CHALLENGE A
Render the records as a Markdown table with the columns Row and Line: begin at the line that contains "What elements are" and stop after the line that contains "close-button[interactable] <box>672 4". Give each line its own numbered row and leave out blank lines.

SOURCE TEXT
John Hesselberth on Clayart:
If you are using it for clay or glaze slips/slurries, hydrometers are notoriously imprecise for suspensions. They work OK for single phase materials. Rather get yourself a 100 ml graduated cylinder and weigh 100 ml of your glaze/slip. It will be much more precise, just as accurate and just about as simple.
Bill Campbell on Clayart:
Hygrometers are good in fluids that arent viscous, however they arent too good in slip, and glaze. They tend to give a different result each time that they are used in the same batch.
Dick White on CAD:
First, about hydrometers generally  they measure the density of a liquid based on buoyancy, i.e., by how deep in the liquid it floats. In a less dense liquid it will sink deeper, and in in a more dense liquid it will float higher. The scale marked on the side of the glass tube is there for reference (and repeatability). Unfortunately, there are several different scales for different purposes. One of the scales is intended for liquids that are less dense than water, such as alcohol. Hydrometers with this scale are typically used by beer and wine makers. Another scale is intended for liquids more dense than water, such as water containing dissolved or suspended things. These scales are do not give you the same number result for the same liquid. Thus if someone with a light beer hydrometer measures a glaze slurry and tells you the number, and you have a heavy hydrometer and use that number to adjust your glaze, it’s going to be wrong. From your description, your hydrometer has multiple scales marked on it, but you still need to know which scale was the one used by the other person before your glaze will be the same.
Furthermore, the scale does not equate to specific gravity. A hydrometer measures in degrees Baume. (Google it for a more complete explanation.) Yes, you can do some math to convert degrees Baume to physical specific gravity, but now you’ve added a layer of complication. Particularly if someone who has no idea of the differences tells you the “specific gravity” of a glaze is xyz, as measured with their handy dandy hydrometer. Not quite as absurd as reporting humidity as measured with a barometer, but you get the idea.
Finally, a hydrometer, even if you understand all the nuances of the scaling, is notoriously inaccurate for measuring the density/specific gravity of glaze slurries because of the thixotropic characteristics of glaze slurries. The “friction” the glaze slurry exerts on the sides of the hydrometer will cause the hydrometer to come to rest somewhere other than where it’s proper buoyancy should leave it. Particularly thixotropic glaze slurries, such as those high in Gerstley Borate or Neph Sye, change their apparent hydrometer levels depending on how recently the slurry has been vigorously stirred. For some glazes, that can be near instantaneous; by the time the stirred slurry stops swirling in the bucket enough that you can drop the hydrometer in without it being smashed on the side of the bucket or being pulled under, it is already thickening up and the hydrometer will sit too high.

ENTRIES SUPPLIED
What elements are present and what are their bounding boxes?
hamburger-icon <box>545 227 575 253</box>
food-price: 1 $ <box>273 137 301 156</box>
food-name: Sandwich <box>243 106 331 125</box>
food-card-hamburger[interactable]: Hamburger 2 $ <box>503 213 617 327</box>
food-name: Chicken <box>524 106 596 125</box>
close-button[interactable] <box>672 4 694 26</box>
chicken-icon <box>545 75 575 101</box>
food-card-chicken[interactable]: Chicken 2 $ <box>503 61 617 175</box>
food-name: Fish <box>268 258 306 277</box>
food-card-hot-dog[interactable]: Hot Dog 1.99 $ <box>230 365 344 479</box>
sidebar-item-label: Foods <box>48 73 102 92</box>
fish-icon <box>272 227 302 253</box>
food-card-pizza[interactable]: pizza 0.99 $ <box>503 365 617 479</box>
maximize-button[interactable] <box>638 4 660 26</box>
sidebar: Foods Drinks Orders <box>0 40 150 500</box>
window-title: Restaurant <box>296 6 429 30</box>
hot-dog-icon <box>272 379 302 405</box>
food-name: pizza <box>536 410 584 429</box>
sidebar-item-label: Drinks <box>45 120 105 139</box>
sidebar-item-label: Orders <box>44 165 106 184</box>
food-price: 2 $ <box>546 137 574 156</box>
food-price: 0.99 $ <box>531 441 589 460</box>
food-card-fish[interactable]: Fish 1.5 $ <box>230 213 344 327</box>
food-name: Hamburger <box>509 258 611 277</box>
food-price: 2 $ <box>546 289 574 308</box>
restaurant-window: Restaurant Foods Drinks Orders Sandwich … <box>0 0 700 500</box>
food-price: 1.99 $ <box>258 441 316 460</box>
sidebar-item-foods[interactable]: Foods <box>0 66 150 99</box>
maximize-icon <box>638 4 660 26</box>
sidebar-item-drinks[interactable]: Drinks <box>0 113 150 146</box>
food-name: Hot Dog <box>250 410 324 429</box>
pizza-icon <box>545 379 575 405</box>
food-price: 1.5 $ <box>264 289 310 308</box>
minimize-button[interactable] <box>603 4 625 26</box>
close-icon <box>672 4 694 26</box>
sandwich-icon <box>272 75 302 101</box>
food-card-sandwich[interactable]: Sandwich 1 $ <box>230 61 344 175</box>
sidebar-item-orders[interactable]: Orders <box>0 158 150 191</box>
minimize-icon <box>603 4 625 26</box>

* * *

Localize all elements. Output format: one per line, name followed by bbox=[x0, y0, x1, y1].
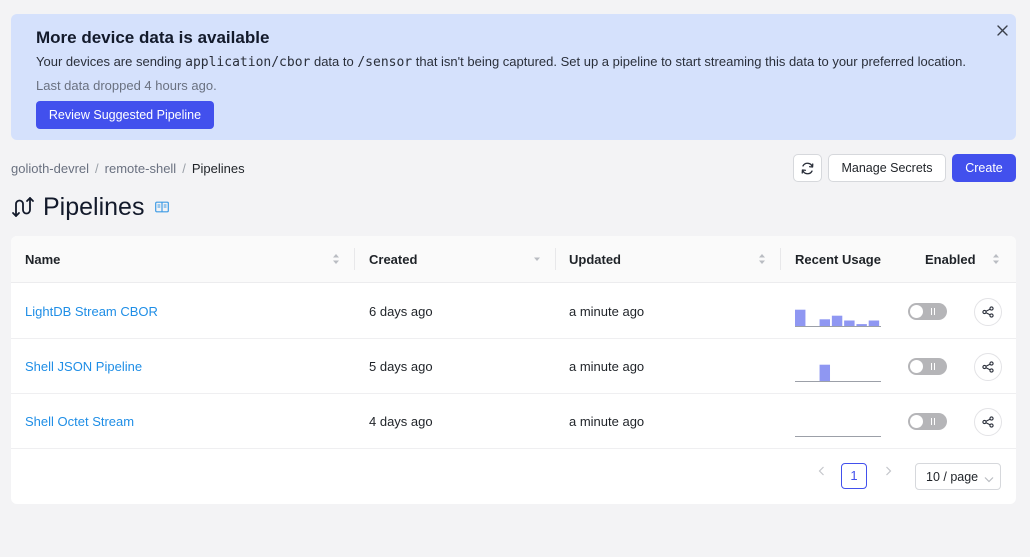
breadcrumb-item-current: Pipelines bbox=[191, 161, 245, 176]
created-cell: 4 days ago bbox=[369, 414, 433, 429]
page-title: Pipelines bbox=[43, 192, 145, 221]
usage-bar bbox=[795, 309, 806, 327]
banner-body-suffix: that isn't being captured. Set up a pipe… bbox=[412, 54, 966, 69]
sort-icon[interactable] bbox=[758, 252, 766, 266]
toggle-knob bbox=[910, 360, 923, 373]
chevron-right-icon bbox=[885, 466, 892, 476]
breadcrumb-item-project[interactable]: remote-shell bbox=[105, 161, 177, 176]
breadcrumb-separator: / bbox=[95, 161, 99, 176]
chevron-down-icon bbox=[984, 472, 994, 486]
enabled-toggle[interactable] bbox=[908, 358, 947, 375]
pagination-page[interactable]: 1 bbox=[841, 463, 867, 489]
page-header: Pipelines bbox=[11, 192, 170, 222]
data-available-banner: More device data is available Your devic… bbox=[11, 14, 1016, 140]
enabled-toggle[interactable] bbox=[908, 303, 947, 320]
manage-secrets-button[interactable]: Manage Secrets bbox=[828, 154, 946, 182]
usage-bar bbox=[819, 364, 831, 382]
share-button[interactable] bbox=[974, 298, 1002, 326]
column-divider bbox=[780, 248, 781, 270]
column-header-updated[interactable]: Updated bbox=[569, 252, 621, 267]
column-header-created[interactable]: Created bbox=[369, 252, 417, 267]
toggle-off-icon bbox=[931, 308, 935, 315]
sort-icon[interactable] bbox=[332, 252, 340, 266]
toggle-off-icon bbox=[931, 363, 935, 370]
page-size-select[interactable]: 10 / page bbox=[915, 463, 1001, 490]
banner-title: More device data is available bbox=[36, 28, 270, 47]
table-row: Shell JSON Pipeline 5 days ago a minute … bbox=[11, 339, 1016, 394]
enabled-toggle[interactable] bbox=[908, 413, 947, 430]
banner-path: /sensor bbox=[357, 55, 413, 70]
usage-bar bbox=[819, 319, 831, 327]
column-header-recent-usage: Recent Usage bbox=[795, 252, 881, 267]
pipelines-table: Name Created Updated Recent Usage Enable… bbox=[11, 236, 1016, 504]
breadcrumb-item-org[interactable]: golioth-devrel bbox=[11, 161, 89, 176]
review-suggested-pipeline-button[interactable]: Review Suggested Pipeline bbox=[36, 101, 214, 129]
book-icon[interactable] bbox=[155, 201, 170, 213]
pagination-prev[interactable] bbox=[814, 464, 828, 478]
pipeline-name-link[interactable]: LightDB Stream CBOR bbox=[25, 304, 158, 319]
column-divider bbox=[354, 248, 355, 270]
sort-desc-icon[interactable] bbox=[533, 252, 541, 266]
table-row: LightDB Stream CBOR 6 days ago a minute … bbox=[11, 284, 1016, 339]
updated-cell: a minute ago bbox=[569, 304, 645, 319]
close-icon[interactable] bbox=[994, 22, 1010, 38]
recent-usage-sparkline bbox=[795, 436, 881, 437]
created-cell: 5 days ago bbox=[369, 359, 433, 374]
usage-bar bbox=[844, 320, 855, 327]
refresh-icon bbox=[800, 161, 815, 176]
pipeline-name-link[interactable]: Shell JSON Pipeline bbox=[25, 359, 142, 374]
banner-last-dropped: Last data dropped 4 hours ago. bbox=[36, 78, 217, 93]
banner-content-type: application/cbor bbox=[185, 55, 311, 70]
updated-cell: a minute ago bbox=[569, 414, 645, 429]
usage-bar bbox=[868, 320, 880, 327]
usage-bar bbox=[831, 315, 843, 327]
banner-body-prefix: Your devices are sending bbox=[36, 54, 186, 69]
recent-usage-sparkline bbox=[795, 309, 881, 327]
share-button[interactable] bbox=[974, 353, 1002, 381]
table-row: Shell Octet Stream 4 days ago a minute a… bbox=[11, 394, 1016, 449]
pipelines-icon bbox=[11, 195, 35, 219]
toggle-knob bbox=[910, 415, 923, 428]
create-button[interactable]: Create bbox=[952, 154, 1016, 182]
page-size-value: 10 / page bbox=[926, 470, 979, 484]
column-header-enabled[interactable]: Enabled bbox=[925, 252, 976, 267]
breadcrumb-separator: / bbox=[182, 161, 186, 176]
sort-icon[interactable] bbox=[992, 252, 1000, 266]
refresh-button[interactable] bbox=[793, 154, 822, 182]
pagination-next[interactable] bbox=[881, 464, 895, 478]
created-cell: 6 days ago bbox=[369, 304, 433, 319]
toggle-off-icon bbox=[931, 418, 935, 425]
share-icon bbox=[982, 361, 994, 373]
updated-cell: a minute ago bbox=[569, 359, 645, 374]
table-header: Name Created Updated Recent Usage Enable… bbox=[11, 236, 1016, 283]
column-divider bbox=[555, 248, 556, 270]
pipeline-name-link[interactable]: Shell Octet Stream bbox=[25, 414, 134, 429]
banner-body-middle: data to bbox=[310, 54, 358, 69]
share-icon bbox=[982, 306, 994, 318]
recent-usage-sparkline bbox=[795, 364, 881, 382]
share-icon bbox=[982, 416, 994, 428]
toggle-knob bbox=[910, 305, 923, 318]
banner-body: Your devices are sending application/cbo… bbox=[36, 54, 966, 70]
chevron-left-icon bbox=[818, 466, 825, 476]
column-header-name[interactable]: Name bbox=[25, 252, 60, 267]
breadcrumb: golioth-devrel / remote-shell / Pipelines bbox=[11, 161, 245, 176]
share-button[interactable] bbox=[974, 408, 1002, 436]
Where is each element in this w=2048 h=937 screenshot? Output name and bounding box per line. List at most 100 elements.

CHALLENGE B
From the hydrometer discussion above, extract the passage word for word: begin at the words "Bill Campbell on" and stop after "the same batch.".

FINAL ANSWER A
| Row | Line |
|---|---|
| 1 | What elements are present and what are their bounding boxes? |
| 2 | hamburger-icon <box>545 227 575 253</box> |
| 3 | food-price: 1 $ <box>273 137 301 156</box> |
| 4 | food-name: Sandwich <box>243 106 331 125</box> |
| 5 | food-card-hamburger[interactable]: Hamburger 2 $ <box>503 213 617 327</box> |
| 6 | food-name: Chicken <box>524 106 596 125</box> |
| 7 | close-button[interactable] <box>672 4 694 26</box> |

FINAL ANSWER B
Bill Campbell on Clayart:
Hygrometers are good in fluids that arent viscous, however they arent too good in slip, and glaze. They tend to give a different result each time that they are used in the same batch.